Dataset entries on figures
------------------------
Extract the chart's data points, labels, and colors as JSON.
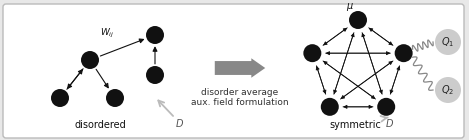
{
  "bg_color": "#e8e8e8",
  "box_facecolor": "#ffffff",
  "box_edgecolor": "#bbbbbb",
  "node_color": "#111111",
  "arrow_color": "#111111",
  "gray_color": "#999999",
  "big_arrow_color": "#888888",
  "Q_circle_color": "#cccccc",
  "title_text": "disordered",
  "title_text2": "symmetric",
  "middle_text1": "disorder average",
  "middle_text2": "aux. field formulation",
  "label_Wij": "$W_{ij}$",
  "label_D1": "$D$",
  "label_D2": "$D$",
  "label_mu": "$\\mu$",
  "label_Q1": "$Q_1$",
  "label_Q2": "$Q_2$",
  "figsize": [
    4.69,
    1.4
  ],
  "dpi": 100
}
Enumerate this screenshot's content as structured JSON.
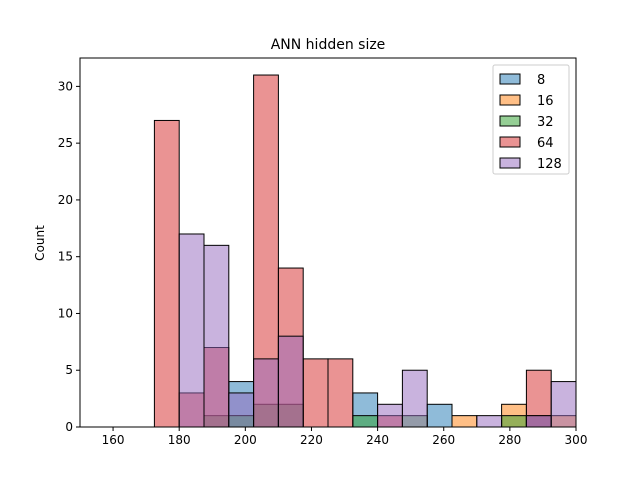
------------------------
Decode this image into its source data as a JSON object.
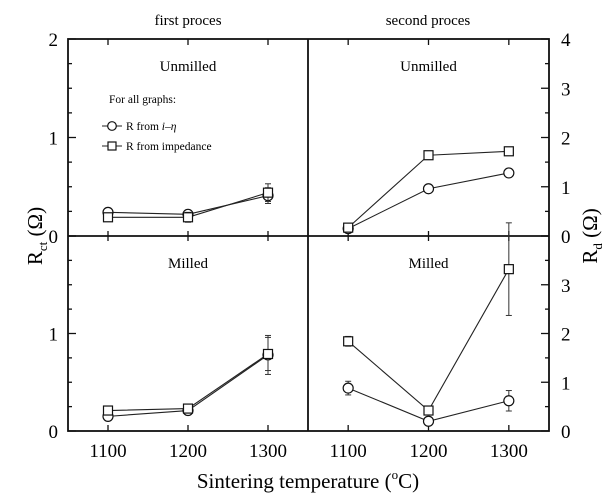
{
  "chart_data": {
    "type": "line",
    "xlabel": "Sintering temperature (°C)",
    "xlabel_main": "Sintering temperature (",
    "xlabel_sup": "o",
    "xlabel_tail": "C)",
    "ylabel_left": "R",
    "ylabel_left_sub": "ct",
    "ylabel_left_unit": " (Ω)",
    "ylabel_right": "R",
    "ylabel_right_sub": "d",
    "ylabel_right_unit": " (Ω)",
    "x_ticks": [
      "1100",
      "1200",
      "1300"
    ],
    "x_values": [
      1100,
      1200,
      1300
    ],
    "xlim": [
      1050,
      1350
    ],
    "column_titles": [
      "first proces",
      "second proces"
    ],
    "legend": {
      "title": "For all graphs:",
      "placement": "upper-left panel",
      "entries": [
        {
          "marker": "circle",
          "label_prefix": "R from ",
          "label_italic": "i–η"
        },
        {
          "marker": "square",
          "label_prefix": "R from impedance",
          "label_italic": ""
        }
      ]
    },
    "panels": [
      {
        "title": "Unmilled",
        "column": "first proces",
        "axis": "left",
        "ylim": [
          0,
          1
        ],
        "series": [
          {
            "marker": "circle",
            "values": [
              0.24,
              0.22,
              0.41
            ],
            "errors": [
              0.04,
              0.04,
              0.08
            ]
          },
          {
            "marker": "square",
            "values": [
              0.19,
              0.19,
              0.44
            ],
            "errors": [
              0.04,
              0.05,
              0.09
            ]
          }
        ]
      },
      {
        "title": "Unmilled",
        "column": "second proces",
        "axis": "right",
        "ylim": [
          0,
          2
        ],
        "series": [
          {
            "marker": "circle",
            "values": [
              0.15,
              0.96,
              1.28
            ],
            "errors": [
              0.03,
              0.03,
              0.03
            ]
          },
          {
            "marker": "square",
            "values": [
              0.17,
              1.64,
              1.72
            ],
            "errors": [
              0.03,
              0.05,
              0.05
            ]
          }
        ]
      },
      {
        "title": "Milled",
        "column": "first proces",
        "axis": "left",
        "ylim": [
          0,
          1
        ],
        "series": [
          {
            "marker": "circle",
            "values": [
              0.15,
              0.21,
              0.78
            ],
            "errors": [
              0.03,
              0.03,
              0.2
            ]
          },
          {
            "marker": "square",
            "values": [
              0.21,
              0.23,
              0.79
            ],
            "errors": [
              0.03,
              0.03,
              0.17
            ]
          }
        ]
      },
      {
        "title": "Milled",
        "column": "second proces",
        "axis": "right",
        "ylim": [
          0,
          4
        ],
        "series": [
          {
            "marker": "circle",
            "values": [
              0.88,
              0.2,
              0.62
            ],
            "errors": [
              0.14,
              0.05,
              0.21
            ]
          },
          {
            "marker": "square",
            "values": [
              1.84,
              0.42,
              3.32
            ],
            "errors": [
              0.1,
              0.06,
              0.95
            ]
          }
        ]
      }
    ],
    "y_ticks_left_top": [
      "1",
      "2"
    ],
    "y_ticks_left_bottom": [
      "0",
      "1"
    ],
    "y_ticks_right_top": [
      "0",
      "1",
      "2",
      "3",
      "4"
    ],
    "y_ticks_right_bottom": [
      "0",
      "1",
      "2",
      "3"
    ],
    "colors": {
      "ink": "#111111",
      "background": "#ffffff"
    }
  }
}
------------------------
Written exercise: Using the data above, extract exactly the lines from the one containing "Extract the chart's" through the one containing "Enumerate this screenshot's". Pictures are left out.

Response to this exercise:
Extract the chart's data points, labels, and colors as JSON.
{
  "bg_color": "#e8e8e8",
  "box_facecolor": "#ffffff",
  "box_edgecolor": "#bbbbbb",
  "node_color": "#111111",
  "arrow_color": "#111111",
  "gray_color": "#999999",
  "big_arrow_color": "#888888",
  "Q_circle_color": "#cccccc",
  "title_text": "disordered",
  "title_text2": "symmetric",
  "middle_text1": "disorder average",
  "middle_text2": "aux. field formulation",
  "label_Wij": "$W_{ij}$",
  "label_D1": "$D$",
  "label_D2": "$D$",
  "label_mu": "$\\mu$",
  "label_Q1": "$Q_1$",
  "label_Q2": "$Q_2$",
  "figsize": [
    4.69,
    1.4
  ],
  "dpi": 100
}
Enumerate this screenshot's content as structured JSON.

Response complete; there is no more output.